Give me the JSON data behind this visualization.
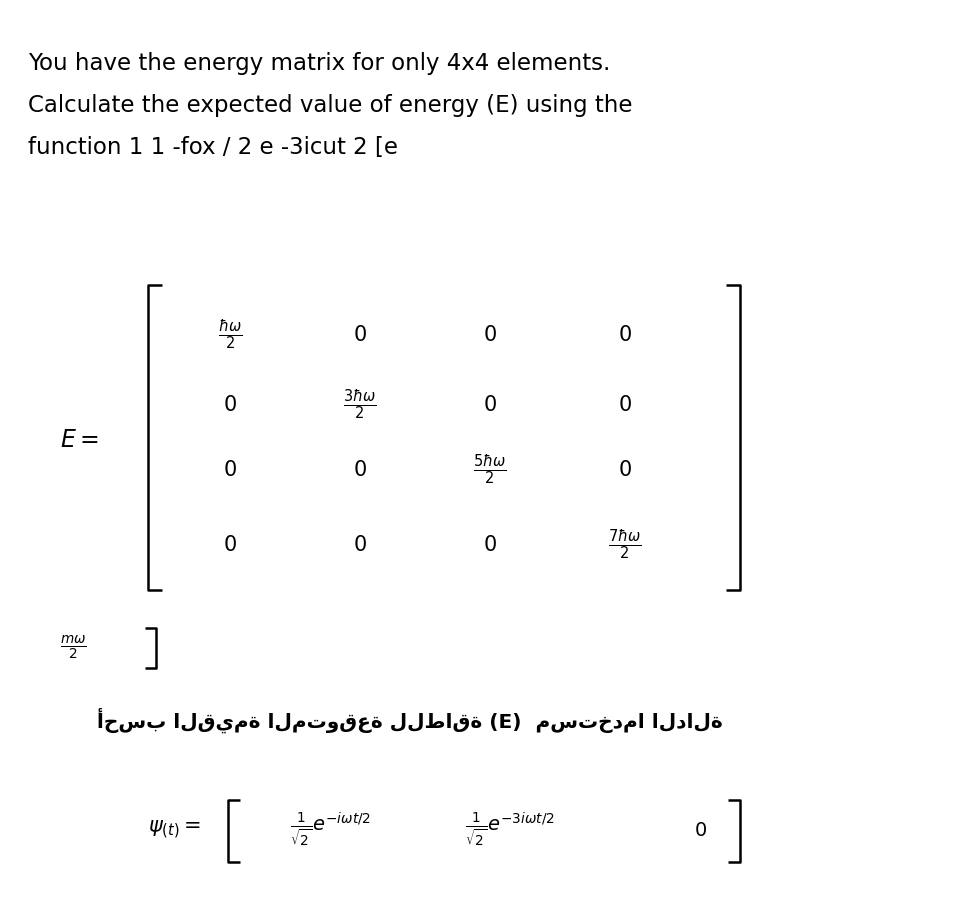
{
  "background_color": "#ffffff",
  "top_text_lines": [
    "You have the energy matrix for only 4x4 elements.",
    "Calculate the expected value of energy (E) using the",
    "function 1 1 -fox / 2 e -3icut 2 [e"
  ],
  "matrix_entries": [
    [
      "\\frac{\\hbar\\omega}{2}",
      "0",
      "0",
      "0"
    ],
    [
      "0",
      "\\frac{3\\hbar\\omega}{2}",
      "0",
      "0"
    ],
    [
      "0",
      "0",
      "\\frac{5\\hbar\\omega}{2}",
      "0"
    ],
    [
      "0",
      "0",
      "0",
      "\\frac{7\\hbar\\omega}{2}"
    ]
  ],
  "bottom_fraction_tex": "\\frac{m\\omega}{2}",
  "arabic_text": "أحسب القيمة المتوقعة للطاقة (E)  مستخدما الدالة",
  "psi_label": "\\psi_{(t)} =",
  "psi_entries": [
    "\\frac{1}{\\sqrt{2}}e^{-i\\omega t/2}",
    "\\frac{1}{\\sqrt{2}}e^{-3i\\omega t/2}",
    "0"
  ]
}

= = = = = = =

Please set down each line of the data above exactly as written, without the pictures.

Give me the JSON data behind this visualization.
{
  "background_color": "#ffffff",
  "top_text_lines": [
    "You have the energy matrix for only 4x4 elements.",
    "Calculate the expected value of energy (E) using the",
    "function 1 1 -fox / 2 e -3icut 2 [e"
  ],
  "matrix_entries": [
    [
      "\\frac{\\hbar\\omega}{2}",
      "0",
      "0",
      "0"
    ],
    [
      "0",
      "\\frac{3\\hbar\\omega}{2}",
      "0",
      "0"
    ],
    [
      "0",
      "0",
      "\\frac{5\\hbar\\omega}{2}",
      "0"
    ],
    [
      "0",
      "0",
      "0",
      "\\frac{7\\hbar\\omega}{2}"
    ]
  ],
  "bottom_fraction_tex": "\\frac{m\\omega}{2}",
  "arabic_text": "أحسب القيمة المتوقعة للطاقة (E)  مستخدما الدالة",
  "psi_label": "\\psi_{(t)} =",
  "psi_entries": [
    "\\frac{1}{\\sqrt{2}}e^{-i\\omega t/2}",
    "\\frac{1}{\\sqrt{2}}e^{-3i\\omega t/2}",
    "0"
  ]
}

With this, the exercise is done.